§ **EXTRACT PROVIDED**

Several measures of cognitive functioning:

1. Test of reading comprehension and retention
2. Memory for names and faces
3. Ratings provided by family members

## Usage

• MANOVA is appropriate when we have several DVs which all measure different aspects of some cohesive theme, e.g., several different types of academic achievement (e.g., Maths, English, Science).
• MANOVA works well in situations where there are moderate correlations between DVs. For very high or very low correlation in DVs, it is not suitable: if DVs are too correlated, there isn’t enough variance left over after the first DV is fit, and if DVs are uncorrelated, the multivariate test will lack power (so why sacrifice degrees of freedom?)
• Alternatively, consider use a series of univariate ANOVAs (one for each DV) or possibly Mixed ANOVA.
• "Because of the increase in complexity and ambiguity of results with MANOVA, one of the best overall recommendations is: Avoid it if you can." (Tabachnick & Fidell, 1983, p.230). In other words - be sure it is really the best approach to use.

§ **MATERIAL SHOWN**

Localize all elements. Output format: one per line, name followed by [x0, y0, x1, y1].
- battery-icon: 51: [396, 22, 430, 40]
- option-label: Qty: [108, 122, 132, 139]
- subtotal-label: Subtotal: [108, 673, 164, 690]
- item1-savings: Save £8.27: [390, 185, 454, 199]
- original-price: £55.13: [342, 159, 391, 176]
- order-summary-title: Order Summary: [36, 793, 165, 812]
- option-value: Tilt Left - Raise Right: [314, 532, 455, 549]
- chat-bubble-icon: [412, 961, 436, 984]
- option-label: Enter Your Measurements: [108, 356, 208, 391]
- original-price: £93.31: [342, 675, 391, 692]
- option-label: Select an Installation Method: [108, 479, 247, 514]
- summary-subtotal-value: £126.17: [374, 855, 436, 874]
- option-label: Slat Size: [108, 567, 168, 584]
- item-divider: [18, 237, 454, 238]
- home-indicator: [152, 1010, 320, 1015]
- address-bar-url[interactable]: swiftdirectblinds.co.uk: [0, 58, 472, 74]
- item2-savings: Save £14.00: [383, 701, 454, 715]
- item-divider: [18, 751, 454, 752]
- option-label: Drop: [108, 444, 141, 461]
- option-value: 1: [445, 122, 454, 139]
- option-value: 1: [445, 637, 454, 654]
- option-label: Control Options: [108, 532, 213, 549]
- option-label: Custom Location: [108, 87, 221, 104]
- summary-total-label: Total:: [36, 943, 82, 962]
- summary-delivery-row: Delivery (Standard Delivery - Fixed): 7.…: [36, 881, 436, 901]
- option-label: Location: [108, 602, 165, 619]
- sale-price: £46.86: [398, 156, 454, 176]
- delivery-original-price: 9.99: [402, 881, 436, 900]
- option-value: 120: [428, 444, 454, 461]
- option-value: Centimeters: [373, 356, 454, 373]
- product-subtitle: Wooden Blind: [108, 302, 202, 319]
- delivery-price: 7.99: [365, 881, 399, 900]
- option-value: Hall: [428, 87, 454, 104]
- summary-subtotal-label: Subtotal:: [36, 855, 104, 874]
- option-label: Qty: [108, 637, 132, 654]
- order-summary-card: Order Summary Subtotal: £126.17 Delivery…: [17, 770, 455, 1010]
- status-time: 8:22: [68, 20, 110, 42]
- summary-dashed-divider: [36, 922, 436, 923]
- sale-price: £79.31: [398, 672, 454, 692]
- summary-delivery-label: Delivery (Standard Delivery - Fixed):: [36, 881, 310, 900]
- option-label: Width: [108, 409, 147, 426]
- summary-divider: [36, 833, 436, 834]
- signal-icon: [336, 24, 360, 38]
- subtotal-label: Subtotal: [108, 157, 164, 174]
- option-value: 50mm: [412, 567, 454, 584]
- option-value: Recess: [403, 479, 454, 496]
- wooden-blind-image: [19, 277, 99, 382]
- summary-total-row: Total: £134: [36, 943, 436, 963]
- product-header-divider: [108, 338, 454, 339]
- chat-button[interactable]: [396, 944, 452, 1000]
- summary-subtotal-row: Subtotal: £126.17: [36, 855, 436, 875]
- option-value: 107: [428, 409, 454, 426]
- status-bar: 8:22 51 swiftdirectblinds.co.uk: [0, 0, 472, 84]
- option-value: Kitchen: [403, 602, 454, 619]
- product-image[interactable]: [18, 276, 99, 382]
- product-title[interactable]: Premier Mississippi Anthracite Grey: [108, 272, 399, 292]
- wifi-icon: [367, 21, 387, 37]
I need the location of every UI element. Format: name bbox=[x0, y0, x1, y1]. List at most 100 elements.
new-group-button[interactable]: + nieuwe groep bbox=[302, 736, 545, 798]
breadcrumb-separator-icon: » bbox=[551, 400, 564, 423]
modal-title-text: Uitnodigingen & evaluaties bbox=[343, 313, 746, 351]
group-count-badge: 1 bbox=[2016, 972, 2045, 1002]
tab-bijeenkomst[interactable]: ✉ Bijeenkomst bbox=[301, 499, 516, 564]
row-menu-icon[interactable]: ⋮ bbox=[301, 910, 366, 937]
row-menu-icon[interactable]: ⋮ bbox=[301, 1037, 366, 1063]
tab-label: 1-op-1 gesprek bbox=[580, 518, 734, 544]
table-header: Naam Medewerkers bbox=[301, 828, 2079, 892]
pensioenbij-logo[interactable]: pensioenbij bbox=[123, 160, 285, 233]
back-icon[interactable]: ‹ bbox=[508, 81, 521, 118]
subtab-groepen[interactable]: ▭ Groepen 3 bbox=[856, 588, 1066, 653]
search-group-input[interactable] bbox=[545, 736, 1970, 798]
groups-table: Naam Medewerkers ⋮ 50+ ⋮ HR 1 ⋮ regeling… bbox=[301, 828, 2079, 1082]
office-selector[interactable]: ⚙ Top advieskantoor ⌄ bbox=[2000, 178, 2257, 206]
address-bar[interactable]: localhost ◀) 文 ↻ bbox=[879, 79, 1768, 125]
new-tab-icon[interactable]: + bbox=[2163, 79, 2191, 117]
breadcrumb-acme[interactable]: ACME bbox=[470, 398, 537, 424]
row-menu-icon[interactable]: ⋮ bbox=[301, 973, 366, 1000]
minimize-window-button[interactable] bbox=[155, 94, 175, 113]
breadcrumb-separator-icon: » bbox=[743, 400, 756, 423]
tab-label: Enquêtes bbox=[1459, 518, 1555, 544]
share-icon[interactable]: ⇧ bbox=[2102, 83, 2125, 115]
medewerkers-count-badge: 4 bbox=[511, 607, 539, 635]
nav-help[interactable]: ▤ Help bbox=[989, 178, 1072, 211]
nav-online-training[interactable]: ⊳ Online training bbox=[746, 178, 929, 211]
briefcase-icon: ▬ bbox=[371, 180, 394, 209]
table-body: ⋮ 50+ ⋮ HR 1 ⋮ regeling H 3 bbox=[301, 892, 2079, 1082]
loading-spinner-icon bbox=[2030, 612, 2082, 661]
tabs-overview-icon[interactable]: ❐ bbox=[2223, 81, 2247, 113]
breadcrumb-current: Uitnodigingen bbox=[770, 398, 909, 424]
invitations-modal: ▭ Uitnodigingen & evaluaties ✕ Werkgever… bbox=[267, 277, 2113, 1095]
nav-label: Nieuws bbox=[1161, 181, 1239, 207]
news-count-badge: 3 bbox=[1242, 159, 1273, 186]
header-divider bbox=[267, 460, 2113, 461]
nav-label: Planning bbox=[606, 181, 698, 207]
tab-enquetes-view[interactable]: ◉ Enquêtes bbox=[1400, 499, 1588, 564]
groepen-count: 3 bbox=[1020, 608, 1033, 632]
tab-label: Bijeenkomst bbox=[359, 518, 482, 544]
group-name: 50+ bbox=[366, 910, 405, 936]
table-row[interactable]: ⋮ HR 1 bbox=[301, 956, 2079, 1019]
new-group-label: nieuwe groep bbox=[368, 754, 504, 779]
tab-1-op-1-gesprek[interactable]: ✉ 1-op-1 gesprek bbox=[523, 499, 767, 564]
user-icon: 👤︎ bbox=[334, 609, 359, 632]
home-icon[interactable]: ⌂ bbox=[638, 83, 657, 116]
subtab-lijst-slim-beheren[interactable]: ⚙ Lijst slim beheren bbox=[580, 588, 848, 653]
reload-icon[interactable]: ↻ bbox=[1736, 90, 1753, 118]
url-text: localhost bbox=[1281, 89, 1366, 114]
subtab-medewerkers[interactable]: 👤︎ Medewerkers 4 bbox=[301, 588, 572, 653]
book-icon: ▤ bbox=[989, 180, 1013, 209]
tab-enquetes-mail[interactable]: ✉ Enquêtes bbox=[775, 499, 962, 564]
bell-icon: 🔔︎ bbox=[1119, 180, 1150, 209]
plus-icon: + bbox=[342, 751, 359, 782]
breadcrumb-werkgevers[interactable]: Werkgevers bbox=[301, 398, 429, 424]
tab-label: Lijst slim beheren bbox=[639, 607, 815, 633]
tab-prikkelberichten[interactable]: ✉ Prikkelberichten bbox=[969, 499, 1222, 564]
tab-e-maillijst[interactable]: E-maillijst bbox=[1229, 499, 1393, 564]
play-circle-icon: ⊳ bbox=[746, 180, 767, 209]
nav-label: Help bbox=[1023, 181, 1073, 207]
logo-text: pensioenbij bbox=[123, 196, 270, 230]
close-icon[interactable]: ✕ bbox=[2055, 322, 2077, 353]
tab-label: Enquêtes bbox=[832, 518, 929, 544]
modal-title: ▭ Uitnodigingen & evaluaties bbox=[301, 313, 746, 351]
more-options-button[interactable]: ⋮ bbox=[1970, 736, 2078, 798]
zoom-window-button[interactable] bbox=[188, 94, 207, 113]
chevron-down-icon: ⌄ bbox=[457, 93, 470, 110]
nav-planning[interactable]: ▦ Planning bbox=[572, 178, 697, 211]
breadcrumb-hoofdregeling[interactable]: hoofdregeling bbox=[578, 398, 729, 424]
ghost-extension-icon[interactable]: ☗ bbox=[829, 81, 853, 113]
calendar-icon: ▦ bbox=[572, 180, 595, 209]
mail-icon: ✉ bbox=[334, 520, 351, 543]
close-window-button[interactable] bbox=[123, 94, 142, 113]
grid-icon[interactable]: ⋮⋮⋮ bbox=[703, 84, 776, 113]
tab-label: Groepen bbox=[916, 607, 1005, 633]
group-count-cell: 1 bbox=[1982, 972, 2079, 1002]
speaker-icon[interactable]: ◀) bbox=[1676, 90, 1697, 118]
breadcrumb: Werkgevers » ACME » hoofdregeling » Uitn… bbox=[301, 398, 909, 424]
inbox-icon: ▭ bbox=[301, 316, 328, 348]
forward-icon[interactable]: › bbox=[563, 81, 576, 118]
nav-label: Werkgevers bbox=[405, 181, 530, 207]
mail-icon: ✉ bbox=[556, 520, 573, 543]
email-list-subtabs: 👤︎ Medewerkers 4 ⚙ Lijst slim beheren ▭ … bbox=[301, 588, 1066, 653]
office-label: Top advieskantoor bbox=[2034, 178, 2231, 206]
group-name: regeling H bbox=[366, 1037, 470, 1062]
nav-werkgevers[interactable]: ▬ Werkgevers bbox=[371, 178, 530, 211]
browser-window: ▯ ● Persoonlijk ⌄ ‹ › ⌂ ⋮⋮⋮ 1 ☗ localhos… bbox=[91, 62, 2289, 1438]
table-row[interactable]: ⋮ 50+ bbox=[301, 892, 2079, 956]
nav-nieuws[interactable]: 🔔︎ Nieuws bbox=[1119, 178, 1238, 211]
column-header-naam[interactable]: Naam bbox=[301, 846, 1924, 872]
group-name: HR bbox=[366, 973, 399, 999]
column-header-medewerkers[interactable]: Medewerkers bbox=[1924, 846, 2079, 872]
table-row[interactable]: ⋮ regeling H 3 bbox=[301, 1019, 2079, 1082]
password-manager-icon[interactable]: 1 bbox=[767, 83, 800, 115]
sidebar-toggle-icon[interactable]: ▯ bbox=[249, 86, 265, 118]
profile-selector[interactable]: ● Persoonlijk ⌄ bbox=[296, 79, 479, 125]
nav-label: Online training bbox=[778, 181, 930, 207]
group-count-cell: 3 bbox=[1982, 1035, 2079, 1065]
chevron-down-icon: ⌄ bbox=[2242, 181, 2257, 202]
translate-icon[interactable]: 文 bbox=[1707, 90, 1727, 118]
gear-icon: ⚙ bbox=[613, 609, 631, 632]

§ **INSTRUCTIONS**
- a) According to the MANOVA text, what level of correlation between DVs suits MANOVA well?
- b) Summarize the MANOVA text in two sentences.
- c) In the MANOVA text, reproduce the part that opens with the words containing "1. Test of reading" and closes with "degrees of freedom?)", switching "DVs" to "dependent variables".
The data can be left aside; only the text matters here.

§ **ANSWERS PER TASK**
- a) MANOVA works well when there are moderate correlations between DVs.

- b) MANOVA suits several DVs that measure different aspects of a cohesive theme and that are moderately correlated. It is unsuitable when DVs are very highly or very weakly correlated, so univariate ANOVAs or Mixed ANOVA may be used instead, and it should be avoided where possible because of the complexity and ambiguity of its results.

- c)
1. Test of reading comprehension and retention
2. Memory for names and faces
3. Ratings provided by family members

## Usage

• MANOVA is appropriate when we have several dependent variables which all measure different aspects of some cohesive theme, e.g., several different types of academic achievement (e.g., Maths, English, Science).
• MANOVA works well in situations where there are moderate correlations between dependent variables. For very high or very low correlation in dependent variables, it is not suitable: if dependent variables are too correlated, there isn’t enough variance left over after the first DV is fit, and if dependent variables are uncorrelated, the multivariate test will lack power (so why sacrifice degrees of freedom?)